◆ **Figure data in JSON**
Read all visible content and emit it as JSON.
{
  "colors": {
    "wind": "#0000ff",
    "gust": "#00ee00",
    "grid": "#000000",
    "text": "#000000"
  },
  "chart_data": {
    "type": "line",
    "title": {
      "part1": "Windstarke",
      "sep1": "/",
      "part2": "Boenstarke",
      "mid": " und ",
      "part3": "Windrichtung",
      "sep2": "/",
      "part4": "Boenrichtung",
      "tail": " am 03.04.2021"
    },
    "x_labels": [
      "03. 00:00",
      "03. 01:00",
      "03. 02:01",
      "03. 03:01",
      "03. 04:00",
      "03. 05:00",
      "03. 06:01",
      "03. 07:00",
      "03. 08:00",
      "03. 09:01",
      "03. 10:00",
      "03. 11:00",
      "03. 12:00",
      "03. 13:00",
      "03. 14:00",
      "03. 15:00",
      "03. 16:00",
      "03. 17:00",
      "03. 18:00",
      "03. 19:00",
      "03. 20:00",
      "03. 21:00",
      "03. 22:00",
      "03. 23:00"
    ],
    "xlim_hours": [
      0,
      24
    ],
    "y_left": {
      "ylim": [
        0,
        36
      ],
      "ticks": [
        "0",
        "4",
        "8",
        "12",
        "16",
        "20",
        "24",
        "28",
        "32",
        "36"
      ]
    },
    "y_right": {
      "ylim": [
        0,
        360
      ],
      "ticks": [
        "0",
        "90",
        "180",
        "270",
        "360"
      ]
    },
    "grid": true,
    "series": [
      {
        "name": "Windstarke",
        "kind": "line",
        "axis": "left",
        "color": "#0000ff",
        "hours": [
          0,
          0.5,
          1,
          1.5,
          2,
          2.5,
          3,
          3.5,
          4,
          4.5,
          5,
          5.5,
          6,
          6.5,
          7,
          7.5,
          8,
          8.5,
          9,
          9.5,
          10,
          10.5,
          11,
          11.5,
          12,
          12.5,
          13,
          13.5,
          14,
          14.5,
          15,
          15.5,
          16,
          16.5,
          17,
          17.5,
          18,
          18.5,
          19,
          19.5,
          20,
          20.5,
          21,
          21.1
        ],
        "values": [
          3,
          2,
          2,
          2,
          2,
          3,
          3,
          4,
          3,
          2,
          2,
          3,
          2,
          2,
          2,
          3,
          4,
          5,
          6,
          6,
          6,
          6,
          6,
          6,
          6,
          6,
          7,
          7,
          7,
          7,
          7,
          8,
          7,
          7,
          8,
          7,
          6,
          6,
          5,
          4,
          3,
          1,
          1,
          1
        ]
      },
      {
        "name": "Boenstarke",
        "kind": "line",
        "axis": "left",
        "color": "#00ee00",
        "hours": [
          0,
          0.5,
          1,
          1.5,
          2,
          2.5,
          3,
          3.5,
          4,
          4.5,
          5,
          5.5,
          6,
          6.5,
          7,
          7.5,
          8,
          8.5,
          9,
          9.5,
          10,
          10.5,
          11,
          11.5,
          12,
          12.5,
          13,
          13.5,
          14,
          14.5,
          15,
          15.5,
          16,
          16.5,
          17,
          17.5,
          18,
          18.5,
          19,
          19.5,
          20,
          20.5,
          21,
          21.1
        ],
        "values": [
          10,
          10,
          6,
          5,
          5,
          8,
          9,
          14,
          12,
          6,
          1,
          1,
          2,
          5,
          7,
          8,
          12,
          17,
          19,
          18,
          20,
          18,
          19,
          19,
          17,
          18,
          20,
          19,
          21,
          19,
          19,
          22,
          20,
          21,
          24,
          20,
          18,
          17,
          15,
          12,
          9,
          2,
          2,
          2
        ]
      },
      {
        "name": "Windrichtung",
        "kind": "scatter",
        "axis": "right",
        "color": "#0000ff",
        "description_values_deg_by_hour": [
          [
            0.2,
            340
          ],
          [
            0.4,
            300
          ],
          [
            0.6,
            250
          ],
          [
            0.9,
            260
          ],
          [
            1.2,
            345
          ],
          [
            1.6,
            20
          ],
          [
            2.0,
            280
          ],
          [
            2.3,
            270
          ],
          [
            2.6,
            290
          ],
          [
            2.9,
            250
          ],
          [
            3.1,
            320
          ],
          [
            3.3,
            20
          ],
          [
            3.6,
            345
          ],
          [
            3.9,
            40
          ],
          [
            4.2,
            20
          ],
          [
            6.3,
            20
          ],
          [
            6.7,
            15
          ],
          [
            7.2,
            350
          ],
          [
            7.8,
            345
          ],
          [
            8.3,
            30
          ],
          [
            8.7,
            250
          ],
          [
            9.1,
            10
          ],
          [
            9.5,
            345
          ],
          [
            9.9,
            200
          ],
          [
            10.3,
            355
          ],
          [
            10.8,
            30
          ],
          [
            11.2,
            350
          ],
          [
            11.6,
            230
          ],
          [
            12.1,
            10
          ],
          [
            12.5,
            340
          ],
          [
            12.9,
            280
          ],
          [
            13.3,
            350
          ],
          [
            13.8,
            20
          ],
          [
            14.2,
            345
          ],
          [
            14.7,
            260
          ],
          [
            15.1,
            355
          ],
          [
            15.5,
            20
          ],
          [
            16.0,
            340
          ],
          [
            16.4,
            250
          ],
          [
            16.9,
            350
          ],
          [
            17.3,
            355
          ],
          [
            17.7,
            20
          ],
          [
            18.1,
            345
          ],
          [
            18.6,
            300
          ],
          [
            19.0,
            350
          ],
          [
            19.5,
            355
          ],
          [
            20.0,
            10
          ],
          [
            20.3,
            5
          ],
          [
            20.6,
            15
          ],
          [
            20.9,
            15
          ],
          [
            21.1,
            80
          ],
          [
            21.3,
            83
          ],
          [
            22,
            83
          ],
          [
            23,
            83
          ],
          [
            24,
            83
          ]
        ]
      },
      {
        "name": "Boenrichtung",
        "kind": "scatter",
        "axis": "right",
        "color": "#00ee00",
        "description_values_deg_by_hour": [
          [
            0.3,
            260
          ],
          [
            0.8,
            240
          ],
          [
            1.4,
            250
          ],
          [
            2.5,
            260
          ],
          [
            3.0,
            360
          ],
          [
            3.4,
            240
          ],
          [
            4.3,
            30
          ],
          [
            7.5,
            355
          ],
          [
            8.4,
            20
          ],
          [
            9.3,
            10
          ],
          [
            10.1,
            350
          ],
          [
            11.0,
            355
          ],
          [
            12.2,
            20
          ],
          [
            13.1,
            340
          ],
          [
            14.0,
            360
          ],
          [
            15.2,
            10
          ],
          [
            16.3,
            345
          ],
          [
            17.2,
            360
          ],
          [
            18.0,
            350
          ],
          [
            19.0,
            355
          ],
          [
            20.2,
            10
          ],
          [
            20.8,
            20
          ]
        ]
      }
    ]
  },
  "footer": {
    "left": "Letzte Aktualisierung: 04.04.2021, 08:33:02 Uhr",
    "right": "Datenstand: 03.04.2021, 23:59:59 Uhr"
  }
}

◆ **Instructions for the task**
Transcribe every entry verbatim.

◆ **Right answer**
Read all visible content and emit it as JSON.
{
  "colors": {
    "wind": "#0000ff",
    "gust": "#00ee00",
    "grid": "#000000",
    "text": "#000000"
  },
  "chart_data": {
    "type": "line",
    "title": {
      "part1": "Windstarke",
      "sep1": "/",
      "part2": "Boenstarke",
      "mid": " und ",
      "part3": "Windrichtung",
      "sep2": "/",
      "part4": "Boenrichtung",
      "tail": " am 03.04.2021"
    },
    "x_labels": [
      "03. 00:00",
      "03. 01:00",
      "03. 02:01",
      "03. 03:01",
      "03. 04:00",
      "03. 05:00",
      "03. 06:01",
      "03. 07:00",
      "03. 08:00",
      "03. 09:01",
      "03. 10:00",
      "03. 11:00",
      "03. 12:00",
      "03. 13:00",
      "03. 14:00",
      "03. 15:00",
      "03. 16:00",
      "03. 17:00",
      "03. 18:00",
      "03. 19:00",
      "03. 20:00",
      "03. 21:00",
      "03. 22:00",
      "03. 23:00"
    ],
    "xlim_hours": [
      0,
      24
    ],
    "y_left": {
      "ylim": [
        0,
        36
      ],
      "ticks": [
        "0",
        "4",
        "8",
        "12",
        "16",
        "20",
        "24",
        "28",
        "32",
        "36"
      ]
    },
    "y_right": {
      "ylim": [
        0,
        360
      ],
      "ticks": [
        "0",
        "90",
        "180",
        "270",
        "360"
      ]
    },
    "grid": true,
    "series": [
      {
        "name": "Windstarke",
        "kind": "line",
        "axis": "left",
        "color": "#0000ff",
        "hours": [
          0,
          0.5,
          1,
          1.5,
          2,
          2.5,
          3,
          3.5,
          4,
          4.5,
          5,
          5.5,
          6,
          6.5,
          7,
          7.5,
          8,
          8.5,
          9,
          9.5,
          10,
          10.5,
          11,
          11.5,
          12,
          12.5,
          13,
          13.5,
          14,
          14.5,
          15,
          15.5,
          16,
          16.5,
          17,
          17.5,
          18,
          18.5,
          19,
          19.5,
          20,
          20.5,
          21,
          21.1
        ],
        "values": [
          3,
          2,
          2,
          2,
          2,
          3,
          3,
          4,
          3,
          2,
          2,
          3,
          2,
          2,
          2,
          3,
          4,
          5,
          6,
          6,
          6,
          6,
          6,
          6,
          6,
          6,
          7,
          7,
          7,
          7,
          7,
          8,
          7,
          7,
          8,
          7,
          6,
          6,
          5,
          4,
          3,
          1,
          1,
          1
        ]
      },
      {
        "name": "Boenstarke",
        "kind": "line",
        "axis": "left",
        "color": "#00ee00",
        "hours": [
          0,
          0.5,
          1,
          1.5,
          2,
          2.5,
          3,
          3.5,
          4,
          4.5,
          5,
          5.5,
          6,
          6.5,
          7,
          7.5,
          8,
          8.5,
          9,
          9.5,
          10,
          10.5,
          11,
          11.5,
          12,
          12.5,
          13,
          13.5,
          14,
          14.5,
          15,
          15.5,
          16,
          16.5,
          17,
          17.5,
          18,
          18.5,
          19,
          19.5,
          20,
          20.5,
          21,
          21.1
        ],
        "values": [
          10,
          10,
          6,
          5,
          5,
          8,
          9,
          14,
          12,
          6,
          1,
          1,
          2,
          5,
          7,
          8,
          12,
          17,
          19,
          18,
          20,
          18,
          19,
          19,
          17,
          18,
          20,
          19,
          21,
          19,
          19,
          22,
          20,
          21,
          24,
          20,
          18,
          17,
          15,
          12,
          9,
          2,
          2,
          2
        ]
      },
      {
        "name": "Windrichtung",
        "kind": "scatter",
        "axis": "right",
        "color": "#0000ff",
        "description_values_deg_by_hour": [
          [
            0.2,
            340
          ],
          [
            0.4,
            300
          ],
          [
            0.6,
            250
          ],
          [
            0.9,
            260
          ],
          [
            1.2,
            345
          ],
          [
            1.6,
            20
          ],
          [
            2.0,
            280
          ],
          [
            2.3,
            270
          ],
          [
            2.6,
            290
          ],
          [
            2.9,
            250
          ],
          [
            3.1,
            320
          ],
          [
            3.3,
            20
          ],
          [
            3.6,
            345
          ],
          [
            3.9,
            40
          ],
          [
            4.2,
            20
          ],
          [
            6.3,
            20
          ],
          [
            6.7,
            15
          ],
          [
            7.2,
            350
          ],
          [
            7.8,
            345
          ],
          [
            8.3,
            30
          ],
          [
            8.7,
            250
          ],
          [
            9.1,
            10
          ],
          [
            9.5,
            345
          ],
          [
            9.9,
            200
          ],
          [
            10.3,
            355
          ],
          [
            10.8,
            30
          ],
          [
            11.2,
            350
          ],
          [
            11.6,
            230
          ],
          [
            12.1,
            10
          ],
          [
            12.5,
            340
          ],
          [
            12.9,
            280
          ],
          [
            13.3,
            350
          ],
          [
            13.8,
            20
          ],
          [
            14.2,
            345
          ],
          [
            14.7,
            260
          ],
          [
            15.1,
            355
          ],
          [
            15.5,
            20
          ],
          [
            16.0,
            340
          ],
          [
            16.4,
            250
          ],
          [
            16.9,
            350
          ],
          [
            17.3,
            355
          ],
          [
            17.7,
            20
          ],
          [
            18.1,
            345
          ],
          [
            18.6,
            300
          ],
          [
            19.0,
            350
          ],
          [
            19.5,
            355
          ],
          [
            20.0,
            10
          ],
          [
            20.3,
            5
          ],
          [
            20.6,
            15
          ],
          [
            20.9,
            15
          ],
          [
            21.1,
            80
          ],
          [
            21.3,
            83
          ],
          [
            22,
            83
          ],
          [
            23,
            83
          ],
          [
            24,
            83
          ]
        ]
      },
      {
        "name": "Boenrichtung",
        "kind": "scatter",
        "axis": "right",
        "color": "#00ee00",
        "description_values_deg_by_hour": [
          [
            0.3,
            260
          ],
          [
            0.8,
            240
          ],
          [
            1.4,
            250
          ],
          [
            2.5,
            260
          ],
          [
            3.0,
            360
          ],
          [
            3.4,
            240
          ],
          [
            4.3,
            30
          ],
          [
            7.5,
            355
          ],
          [
            8.4,
            20
          ],
          [
            9.3,
            10
          ],
          [
            10.1,
            350
          ],
          [
            11.0,
            355
          ],
          [
            12.2,
            20
          ],
          [
            13.1,
            340
          ],
          [
            14.0,
            360
          ],
          [
            15.2,
            10
          ],
          [
            16.3,
            345
          ],
          [
            17.2,
            360
          ],
          [
            18.0,
            350
          ],
          [
            19.0,
            355
          ],
          [
            20.2,
            10
          ],
          [
            20.8,
            20
          ]
        ]
      }
    ]
  },
  "footer": {
    "left": "Letzte Aktualisierung: 04.04.2021, 08:33:02 Uhr",
    "right": "Datenstand: 03.04.2021, 23:59:59 Uhr"
  }
}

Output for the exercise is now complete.